Tal o poder dos Media e tal o grau de bovinidade que move mais de 90% das pessoas.

António Araújo disse...

Diogo, mas podes ver isso das duas maneiras. As motivações políticas, aparentemente mais altivas e sérias que os motivavam a manifestar-se na rua e a preparar-se para a violencia, seriam assim tão sérias ou eram comportamentos igualmente bovinos (e mais destrutivos)? Quando eu vejo as massas a moverem-se por uma causa que não compreendem, que não analisaram, com a qual se relacionam meramente emocionalmente, por serem instigadas por quem delas pode beneficiar (segundo o velho argumento "se estás mal, alguém tem a culpa e tem que ser castigado") preferia por vezes que os desviassem para o ciclismo ou o futebol ou outra treta igualmente pacificante.

Penso nos idiotas anti-globalização que protestam contra as multi-nacionais destruindo os carros e lojas de uns pobres coitados que na maioria das vezes devem ser mais pobres que os merdas envolvidos nos protestos. Conheço o caso caricato de um ocupa que de vez em quando sai da casa degradada que infesta para ir tomar um banhinho à casa que o pai lhe dispensa, naqueles prédios reluzentes da expo. Antes os divertissem com futebol.

João Pinto e Castro disse...

Meu Deus, que afã de polemizar! Não conseguem mesmo tirar prazer da estória e tirar dela mais que conclusões apressadas e superficiais?

António Araújo disse...

Caro JPC,
o próprio autor parece fazer exactamente o mesmo...

>Comecei a entender vagamente em que >país vivia

...de forma mais lacónica, é certo, mas está tudo dito.

O que não quer dizer que o episódio não seja divertido, num certo sentido estranho da palavra...mas é impossível não causar também calafrios.

(Listagens de coordenadas das caixas)
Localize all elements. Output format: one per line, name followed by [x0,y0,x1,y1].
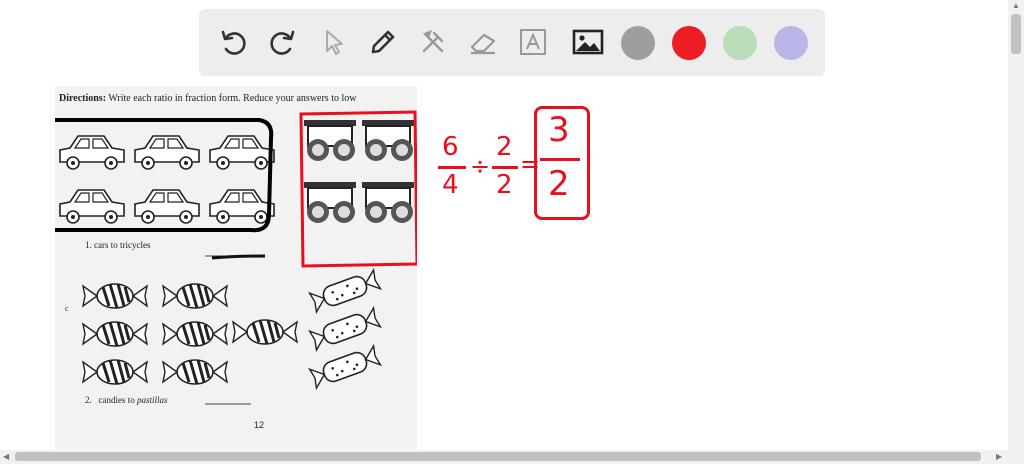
side-letter: c [65,304,69,313]
candies-group [81,282,299,386]
drawing-toolbar [199,9,825,76]
image-icon[interactable] [568,22,608,62]
tools-icon[interactable] [413,22,453,62]
color-swatch-green[interactable] [723,26,757,60]
worksheet-image: Directions: Write each ratio in fraction… [55,86,417,449]
scroll-right-arrow[interactable]: ▶ [996,453,1002,461]
undo-icon[interactable] [213,22,253,62]
tricycles-group [303,119,415,224]
scroll-left-arrow[interactable]: ◀ [3,453,9,461]
fraction-2-denominator: 2 [496,170,513,200]
fraction-2-numerator: 2 [496,132,513,162]
color-swatch-gray[interactable] [621,26,655,60]
cars-group [59,135,275,224]
fraction-1-bar [438,166,466,169]
horizontal-scrollbar[interactable]: ◀ ▶ [0,450,1024,464]
pointer-icon[interactable] [313,22,353,62]
pastillas-group [308,269,382,389]
page-number: 12 [254,420,265,430]
fraction-1-numerator: 6 [442,132,459,162]
answer-bar [540,158,580,161]
pen-icon[interactable] [363,22,403,62]
color-swatch-red[interactable] [672,26,706,60]
fraction-2-bar [492,166,518,169]
handwritten-answer: 6 4 ÷ 2 2 = 3 2 [430,100,600,220]
eraser-icon[interactable] [463,22,503,62]
answer-numerator: 3 [548,110,570,150]
divide-sign: ÷ [470,152,491,180]
horizontal-scroll-thumb[interactable] [15,452,981,461]
vertical-scrollbar[interactable]: ▲ [1008,0,1024,464]
item-2-label: 2. candies to pastillas [85,395,168,405]
text-icon[interactable] [513,22,553,62]
answer-denominator: 2 [548,164,570,204]
scroll-up-arrow[interactable]: ▲ [1012,2,1020,10]
fraction-1-denominator: 4 [442,170,459,200]
vertical-scroll-thumb[interactable] [1011,14,1021,54]
item-1-label: 1. cars to tricycles [85,240,151,250]
redo-icon[interactable] [263,22,303,62]
color-swatch-purple[interactable] [774,26,808,60]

**Exercício proposto 1:** Segundo a troca de comentários, que percentagem das pessoas é movida pelo grau de bovinidade?
**Exercício proposto 2:** Copie sem alterações o trecho da troca de comentários que começa em "Tal o poder" e termina em "treta igualmente pacificante.".

**Resposta certa 1:** Mais de 90%.

**Resposta certa 2:**
Tal o poder dos Media e tal o grau de bovinidade que move mais de 90% das pessoas.

António Araújo disse...

Diogo, mas podes ver isso das duas maneiras. As motivações políticas, aparentemente mais altivas e sérias que os motivavam a manifestar-se na rua e a preparar-se para a violencia, seriam assim tão sérias ou eram comportamentos igualmente bovinos (e mais destrutivos)? Quando eu vejo as massas a moverem-se por uma causa que não compreendem, que não analisaram, com a qual se relacionam meramente emocionalmente, por serem instigadas por quem delas pode beneficiar (segundo o velho argumento "se estás mal, alguém tem a culpa e tem que ser castigado") preferia por vezes que os desviassem para o ciclismo ou o futebol ou outra treta igualmente pacificante.